However the .010 will be near the limit of it breaking strain so you have to be gentle while getting it in tune but they can still last well once there.

----------


## RussianDragon

Not so awful. The matching tension for an .008 string at A4 would be .028 and LaBella offers a popular tenor string set with a .027 for C3.  I've heard some old Martins that sound great with the LaBella set.  I'm with you and I like an even tension across the neck (I use a 9-32 set) but we are probably the exceptions. Most (by a wide margin) packaged guitar string sets have much wider variation in tension across the course of strings.  And while an .010 might sound great on your tenor, other instruments might sound better with an .0095 a .009, .0085 or even an 8 string. D It also depends on how the player attacks the strings. YMMV.

----------


## fox

> I'm not sure what is meant about the A string being "on the edge" at 23" scale and CGDA tuning. At that scale a .009 string is at 19 lbs pressure, a .0085 is about 17 lbs and an .008 is only at 15lbs pressure.


I could not find the post I was looking for, but somewhere on here, there are some figures suggesting that a .010 has a breaking strain of 25 lb or about 1lb above pitch and a .009 breaks around 20lb or about 1lb above pitch etc... However the lighter strings have an even shorter life than the standard .010 due to being weaker ?
This is a similar situation to using .010 super lights on a six string as the high E is near breaking strain as is a standard .012 but the 10s break far sooner than the 12s?

----------


## Explorer

> I'm not sure what is meant about the A string being "on the edge" at 23" scale and CGDA tuning. At that scale a .009 string is at 19 lbs pressure, a .0085 is about 17 lbs and an .008 is only at 15lbs pressure.


You may or may not know this, but a string on a guitar with a 25.5" scale length will break when tuned up to around G#4. If the string is thinner, it's weaker. If the string is thicker, it's stronger, but requires more tension to get to G#4. G#4 is the pitch where those factors converge.

The breaking point for a string at 24.07", just one fret up, is around A4. 

The breaking point for a string at 22.71', one fret up from that, is A#4. 

So, at 23", you're not right at the breaking point, but on the edge of that breaking point. 

On a different forum, where members routinely push the limits, there is a topic where all attempts to fight with the physics get placed. Over the years there have been many arguments that the physics don't apply, and practical attempts where people spend their money on strings and start tuning them up to see how long they last. 

I do think a 23"string tuned to A4 will last as long as the playyer treats it gently, don't use heavy picks, don't dig in, etc.

----------


## Roman Pekar

While doing some research about the topic I've also found interesting instrument - Gibson tenor lute. It's kind of mandola, but with tenor guitar (or, more correct, tenor banjo) scale length. Looks like cross-breed between mandola and tenor banjo.

* [EXERCISE SET]
[A] Can you sum up the string breaking-point thread in two sentences?
[B] Can you extend the string breaking-point thread beyond its last post?

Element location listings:
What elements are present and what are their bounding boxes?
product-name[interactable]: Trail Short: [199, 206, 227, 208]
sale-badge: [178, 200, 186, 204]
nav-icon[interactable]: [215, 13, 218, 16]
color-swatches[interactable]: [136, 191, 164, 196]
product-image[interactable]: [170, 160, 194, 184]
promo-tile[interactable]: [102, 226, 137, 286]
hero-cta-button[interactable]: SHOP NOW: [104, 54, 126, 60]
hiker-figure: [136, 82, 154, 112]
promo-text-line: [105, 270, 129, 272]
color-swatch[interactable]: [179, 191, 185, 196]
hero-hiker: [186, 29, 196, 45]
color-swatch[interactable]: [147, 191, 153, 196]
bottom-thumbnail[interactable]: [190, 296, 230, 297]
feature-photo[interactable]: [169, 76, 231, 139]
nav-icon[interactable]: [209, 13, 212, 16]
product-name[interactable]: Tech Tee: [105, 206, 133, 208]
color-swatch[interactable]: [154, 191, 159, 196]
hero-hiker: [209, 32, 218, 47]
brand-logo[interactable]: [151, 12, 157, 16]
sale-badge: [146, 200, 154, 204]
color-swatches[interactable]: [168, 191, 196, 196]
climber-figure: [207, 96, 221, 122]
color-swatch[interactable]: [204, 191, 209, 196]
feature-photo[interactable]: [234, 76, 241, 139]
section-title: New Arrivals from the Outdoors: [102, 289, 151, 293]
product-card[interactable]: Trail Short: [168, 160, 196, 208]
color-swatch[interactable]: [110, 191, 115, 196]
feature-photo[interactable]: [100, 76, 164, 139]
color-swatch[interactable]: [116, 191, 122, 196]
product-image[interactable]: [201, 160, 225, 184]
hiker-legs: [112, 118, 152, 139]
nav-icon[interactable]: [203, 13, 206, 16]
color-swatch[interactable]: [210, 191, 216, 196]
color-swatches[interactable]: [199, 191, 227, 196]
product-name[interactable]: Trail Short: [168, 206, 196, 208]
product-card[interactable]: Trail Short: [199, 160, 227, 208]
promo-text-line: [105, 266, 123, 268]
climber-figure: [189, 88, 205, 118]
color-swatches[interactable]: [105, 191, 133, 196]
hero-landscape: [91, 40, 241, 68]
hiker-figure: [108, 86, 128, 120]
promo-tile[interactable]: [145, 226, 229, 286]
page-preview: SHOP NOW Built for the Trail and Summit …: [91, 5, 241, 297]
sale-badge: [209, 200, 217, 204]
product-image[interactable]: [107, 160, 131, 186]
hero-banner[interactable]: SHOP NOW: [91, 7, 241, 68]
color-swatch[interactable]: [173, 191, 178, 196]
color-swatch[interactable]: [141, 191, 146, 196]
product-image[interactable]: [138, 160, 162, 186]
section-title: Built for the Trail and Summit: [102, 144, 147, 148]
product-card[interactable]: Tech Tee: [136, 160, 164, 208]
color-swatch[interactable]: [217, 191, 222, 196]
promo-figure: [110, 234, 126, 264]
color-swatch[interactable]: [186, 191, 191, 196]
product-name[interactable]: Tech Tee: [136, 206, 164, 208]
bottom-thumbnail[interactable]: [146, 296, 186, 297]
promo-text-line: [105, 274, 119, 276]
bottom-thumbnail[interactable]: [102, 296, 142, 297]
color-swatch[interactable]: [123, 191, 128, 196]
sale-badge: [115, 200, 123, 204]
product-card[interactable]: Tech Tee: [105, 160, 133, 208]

* [ANSWERS TO THE EXERCISE]
[A] Forum members discuss how close a light string tuned to A4 on a 23" scale comes to breaking, with one noting that most packaged sets vary tension widely across the strings and another explaining that a string on a 25.5" scale breaks around G#4, so at 23" an A4 string sits on the edge of its breaking point. Two posters say such a string can still last if it is treated gently, and one member also mentions finding the Gibson tenor lute, a mandola-like instrument with a tenor scale length.

[B]
I've tried a few mandolas and personally I can't say I like 16-17 scale length, but I'd love to try one of this longer scale tenor lutes.

----------


## Verne Andru

I've found tuning the high A on my Harmony tenor can lead to a lot of broken strings. But, I came about a method that seems to work. It may just be my imagination, but here's what I do.

I start tuning up the instrument as normal. I'll push the A string until it starts to feel tight, but still isn't to pitch - maybe down 3 or 4 semi-tones [F#-G]. With the other strings tuned to their proper pitches, I'll leave the guitar for 5 or so minutes, then tune it up a bit more, and leave it sit again.

Doing this tuning, resting thing 3 or 4 times, I find the string comes to and holds pitch without breaking.

I think it has something to do with the vibrations going on while tuning creating heat, which makes the string more susceptible to breaking. Leaving the instrument sit for a few minutes would allow the strings to settle and any heat that may have built up to dissipate.

Or I could be right out to lunch.

But after breaking a lot of strings by not stopping, and not breaking any with this method, I thought it worth tossing out there for others to try.

----------


## dburtnett

I use Verne's "sneak up on it" gradual method too. I usually leave it in CGDG and play for a while along the way, which is a nice side benefit.

----------


## Verne Andru

The "sneak up on it" tuning method. I like that!

I think this underscores the fact that 23" tenor guitars are too long a scale for what we're trying to get out of them. Sure, it can and does work, but it's pushing the extreme edge of what the tech can support.

IMHO the ideal scale length for tenor guitar is 21".

Why more are not made in that scale is a testament to entrenched dogma more than anything else.

Just cause it was "done in the day" doesn't mean they knew what they were doing because in many cases, they didn't have a clue!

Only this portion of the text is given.